■ **FRAGMENTO DEL DOCUMENTO**:
'''

Cuando miramos la cruz o hacemos la señal de la cruz, también estamos invitados a recordar los sacrificios sufridos en unión con el de Jesús y a estar cerca de aquellos que ahora llevan una pesada cruz sobre sus hombros. También la Iglesia Asiria de Oriente, junto con otras Iglesias y muchos hermanos y hermanas de la región, padece persecuciones y es testigo de violencias brutales perpetradas en nombre de extremismos fundamentalistas. Las situaciones de ese sufrimiento trágico se arraigan más fácilmente en contextos de gran pobreza, injusticia y exclusión social, en gran parte debidos a la inestabilidad, fomentada también por intereses externos, y por conflictos que recientemente han causado situaciones de grave necesidad, dando origen a propios y verdaderos desiertos culturales y espirituales, en los que resulta fácil manipular e incitar al odio. A esto se ha sumado o recientemente al drama del violento terremoto en la frontera entre Irak, la tierra natal de vuestra Iglesia e Irán, donde se encuentran desde hace mucho tiempo vuestras comunidades, así como en Siria, Líbano e India.
Así pues, sobre todo en los períodos de mayor sufrimiento y privaciones, un gran número de fieles tuvo que abandonar sus tierras, emigrando a otros países y aumentando la comunidad de la diáspora que tiene muchos retos que enfrentar. Entrando en algunas sociedades, por ejemplo, se encuentran dificultades determinadas por una integración que no siempre es fácil y por una secularización marcada, lo que puede dificultar la custodia de la riqueza espiritual de vuestras tradiciones y el mismo testimonio de la fe.

'''

■ **DATOS DISPONIBLES**:
'''

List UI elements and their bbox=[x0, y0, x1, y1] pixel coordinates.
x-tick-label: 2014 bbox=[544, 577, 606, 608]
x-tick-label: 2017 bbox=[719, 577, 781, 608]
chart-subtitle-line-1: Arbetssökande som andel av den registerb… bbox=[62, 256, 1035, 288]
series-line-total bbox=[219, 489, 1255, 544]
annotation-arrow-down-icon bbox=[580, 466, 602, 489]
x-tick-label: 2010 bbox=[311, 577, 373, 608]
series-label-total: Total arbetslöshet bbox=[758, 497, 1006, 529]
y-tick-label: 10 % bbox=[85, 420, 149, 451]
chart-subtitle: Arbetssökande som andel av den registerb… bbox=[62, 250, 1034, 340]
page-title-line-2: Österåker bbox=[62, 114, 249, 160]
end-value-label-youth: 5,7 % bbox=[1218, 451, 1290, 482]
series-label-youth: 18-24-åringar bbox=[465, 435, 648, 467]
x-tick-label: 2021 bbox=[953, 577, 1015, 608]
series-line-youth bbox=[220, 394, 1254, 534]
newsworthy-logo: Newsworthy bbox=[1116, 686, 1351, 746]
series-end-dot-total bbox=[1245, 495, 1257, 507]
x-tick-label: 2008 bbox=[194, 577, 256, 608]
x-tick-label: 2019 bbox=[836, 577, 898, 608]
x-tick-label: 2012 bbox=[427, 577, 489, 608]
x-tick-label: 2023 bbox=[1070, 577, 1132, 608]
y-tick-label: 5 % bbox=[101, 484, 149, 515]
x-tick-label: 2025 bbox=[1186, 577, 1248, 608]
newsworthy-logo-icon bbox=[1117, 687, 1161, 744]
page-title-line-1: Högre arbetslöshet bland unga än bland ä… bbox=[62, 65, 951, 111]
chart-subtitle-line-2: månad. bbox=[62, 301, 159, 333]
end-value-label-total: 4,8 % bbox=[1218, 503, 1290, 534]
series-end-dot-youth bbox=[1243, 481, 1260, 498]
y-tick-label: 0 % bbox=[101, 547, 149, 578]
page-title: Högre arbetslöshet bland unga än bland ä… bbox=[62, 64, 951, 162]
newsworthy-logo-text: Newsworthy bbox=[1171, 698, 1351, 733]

'''

■ **QUÉ SE PIDE**:
a. Responde según el fragmento sobre la Iglesia Asiria de Oriente:
(i) ¿Qué estamos invitados a recordar cuando miramos la cruz o hacemos la señal de la cruz?
(ii) ¿En qué contextos se arraigan más fácilmente las situaciones de sufrimiento trágico?
(iii) ¿Qué dos dificultades se encuentran al entrar en algunas sociedades?
b. Prolonga el fragmento sobre la Iglesia Asiria de Oriente y su diáspora a partir de su última frase.
Este material es independiente del fragmento sobre la Iglesia Asiria de Oriente.

■ **RESPUESTAS POR TAREA**:
a.
(i) Los sacrificios sufridos en unión con el de Jesús.
(ii) En contextos de gran pobreza, injusticia y exclusión social.
(iii) Una integración que no siempre es fácil y una secularización marcada.

b.
En todo esto, repetir la señal de la cruz, nos recordará que el Señor de la misericordia nunca abandona a sus hermanos, sino que acoge las heridas de ellos en las suyas. Al hacer la señal de la cruz, recordamos las llagas de Cristo, esas llagas que la Resurrección no borró, sino que se llenaron de luz. Del mismo modo, las heridas de los cristianos, incluso las más abiertas, cuando son atravesadas por la presencia viva de Jesús y de su amor, se vuelven luminosas, se convierten en señales de luz pascual en un mundo envuelto en tantas tinieblas.
Con estos sentimientos, al mismo tiempo preocupados y llenos de esperanza, os invito a seguir caminando, confiando en la ayuda de tantos hermanos y hermanas nuestros que dieron su vida siguiendo al Crucificado. Ellos, en el cielo ya totalmente unidos, son los predecesores y patronos de nuestra comunión visible en la tierra. Por su intercesión, también le pido al Señor que los cristianos de vuestras tierras puedan trabajar, en la paciente tarea de la reconstrucción, después de tanta devastación, en paz y en pleno respeto con todos.
En la tradición siria, Cristo en la Cruz está representado como Médico bueno y Medicina de vida. A Él le pido que cierre por completo nuestras heridas del pasado y que cure las numerosas heridas que se abren hoy en el mundo por los desastres de la violencia y de las guerras. Queridos hermanos, continuemos juntos la peregrinación de reconciliación y paz en la que el Señor nos ha encaminado. Os expreso mi gratitud por vuestro compromiso, e invoco sobre vosotros la bendición del Señor y la protección amorosa de su Madre y la nuestra, pidiéndoos que os acordéis de mí en la oración.